* [PASSAGE SHOWN]:

▼

The server then responds with an HTTP response containing the requested resource or an error message if the resource cannot be found or any other error happens. HTTP is a client-server protocol that involves communication between a client (your web browser) and a server (the web server hosting the resource you want to access).
HTTP Request Header
When sending an HTTP request to a server, we need to inform what is the URL or endpoint we want to access in the server and the request method to send information. If it’s a more complicated request, then we might need to authenticate, pass a specific type of information.
In the example, the client is sending a GET request to the server to retrieve the file “example.html.” The request header contains the request method (GET), the requested resource (“/example.html”), the HTTP version (HTTP/1.1), and the hostname of the server being requested (www.example.com). Additionally, the request header includes information about the client making the request, such as the user agent (Firefox web browser on a Windows 10 computer) and the types of content it can accept.
GET /example.html HTTP/1.1 Host: www.example.com User-Agent: Mozilla/5.0 (Windows NT 10.0; Win64; x64; rv:89.0) Gecko/20100101 Firefox/89.0 Accept: text/html,application/xhtml+xml,application/xml;q=0.9,image/webp,*/*;q=0.8
HTTP/1.1 200 OK Date: Sat, 24 Jul 2023 16:30:00 GMT Server: Apache/2.4.6 (Red Hat Enterprise Linux) Content-Type: text/html; charset=UTF-8 Content-Length: 1234 Connection: close
Let’s see now an example of an HTTP request sending an authorization Bearer token:
GET /API/v1/users/123 HTTP/1.1 Host: example.com Authorization: Bearer eyJhbGciOiJIUzI1NiIsInR5cCI6IkpXVCJ9.eyJzdWIiOiIxMjM0NTY3ODkwIiwibmFtZSI6IkpvaG4gRG9lIiwiaWF0IjoxNTE2MjM5MDIyfQ.SflKxwRJSMeKKF2QT4fwpMeJf36POk6yJV_adQssw5c User-Agent: Mozilla/5.0 (Windows NT 10.0; Win64; x64; rv:89.0) Gecko/20100101 Firefox/89.0 Accept: application/json
The Authorization field contains the authorization token required to access the resource. In this case, it’s a Bearer authentication scheme, and the token is a JSON Web Token (JWT) that includes the user ID, name, and timestamp.

▲

* [DATA RECORDS]:
▼

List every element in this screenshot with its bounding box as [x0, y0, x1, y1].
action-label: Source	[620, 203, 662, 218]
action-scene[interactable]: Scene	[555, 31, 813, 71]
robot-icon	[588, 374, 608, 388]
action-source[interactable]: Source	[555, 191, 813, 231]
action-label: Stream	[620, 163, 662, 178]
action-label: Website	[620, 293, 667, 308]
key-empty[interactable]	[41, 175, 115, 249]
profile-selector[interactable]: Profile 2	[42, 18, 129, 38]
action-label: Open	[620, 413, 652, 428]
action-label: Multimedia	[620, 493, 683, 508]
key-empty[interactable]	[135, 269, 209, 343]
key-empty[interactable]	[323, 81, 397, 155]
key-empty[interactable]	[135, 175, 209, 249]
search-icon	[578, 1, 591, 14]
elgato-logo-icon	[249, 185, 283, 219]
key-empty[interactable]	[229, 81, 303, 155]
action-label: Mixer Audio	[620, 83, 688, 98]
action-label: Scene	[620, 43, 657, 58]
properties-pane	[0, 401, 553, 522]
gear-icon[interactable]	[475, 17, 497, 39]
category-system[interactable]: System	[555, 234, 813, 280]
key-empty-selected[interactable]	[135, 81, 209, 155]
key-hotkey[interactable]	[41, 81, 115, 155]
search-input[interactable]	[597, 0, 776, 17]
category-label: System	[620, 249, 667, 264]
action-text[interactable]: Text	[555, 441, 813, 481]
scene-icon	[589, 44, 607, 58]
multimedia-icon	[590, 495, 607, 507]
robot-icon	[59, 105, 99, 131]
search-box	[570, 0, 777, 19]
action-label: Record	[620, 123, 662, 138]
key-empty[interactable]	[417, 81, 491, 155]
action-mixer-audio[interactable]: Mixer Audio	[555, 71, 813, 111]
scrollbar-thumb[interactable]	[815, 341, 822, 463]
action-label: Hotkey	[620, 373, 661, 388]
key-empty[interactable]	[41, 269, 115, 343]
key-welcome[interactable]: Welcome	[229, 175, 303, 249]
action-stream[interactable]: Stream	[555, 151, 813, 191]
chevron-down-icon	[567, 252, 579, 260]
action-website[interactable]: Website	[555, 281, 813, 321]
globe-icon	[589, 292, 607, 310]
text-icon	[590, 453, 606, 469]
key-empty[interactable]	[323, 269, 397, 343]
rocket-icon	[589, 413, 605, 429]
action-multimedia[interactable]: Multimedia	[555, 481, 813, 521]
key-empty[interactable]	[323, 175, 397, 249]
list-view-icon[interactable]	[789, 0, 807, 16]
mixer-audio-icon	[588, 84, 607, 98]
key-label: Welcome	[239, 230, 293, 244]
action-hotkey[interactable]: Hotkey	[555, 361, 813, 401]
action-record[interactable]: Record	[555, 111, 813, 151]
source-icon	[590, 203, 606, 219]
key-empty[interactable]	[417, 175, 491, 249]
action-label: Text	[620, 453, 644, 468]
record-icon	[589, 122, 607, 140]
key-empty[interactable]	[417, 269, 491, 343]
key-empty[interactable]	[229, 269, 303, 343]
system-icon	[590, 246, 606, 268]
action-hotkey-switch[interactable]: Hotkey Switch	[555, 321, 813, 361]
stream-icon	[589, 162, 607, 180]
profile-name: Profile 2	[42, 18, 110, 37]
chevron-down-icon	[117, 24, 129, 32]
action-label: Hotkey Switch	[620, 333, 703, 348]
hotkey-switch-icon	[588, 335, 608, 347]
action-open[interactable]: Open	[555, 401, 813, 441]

▲

* [TASK INSTRUCTIONS]:
**1)** How would you sum up the text on HTTP requests in two sentences?
**2)** Can you rewrite the text on HTTP requests between "The server then" and "type of information.", inclusive, putting "route" in place of "endpoint"?

* [ANSWERS TO THE EXERCISE]:
**1)** HTTP is a client-server protocol in which the server answers a client's request with the requested resource or with an error message. A request header carries the request method, the requested resource, the HTTP version and the server's hostname, along with details about the client, and its Authorization field can hold a token such as a Bearer JSON Web Token.

**2)**
The server then responds with an HTTP response containing the requested resource or an error message if the resource cannot be found or any other error happens. HTTP is a client-server protocol that involves communication between a client (your web browser) and a server (the web server hosting the resource you want to access).
HTTP Request Header
When sending an HTTP request to a server, we need to inform what is the URL or route we want to access in the server and the request method to send information. If it’s a more complicated request, then we might need to authenticate, pass a specific type of information.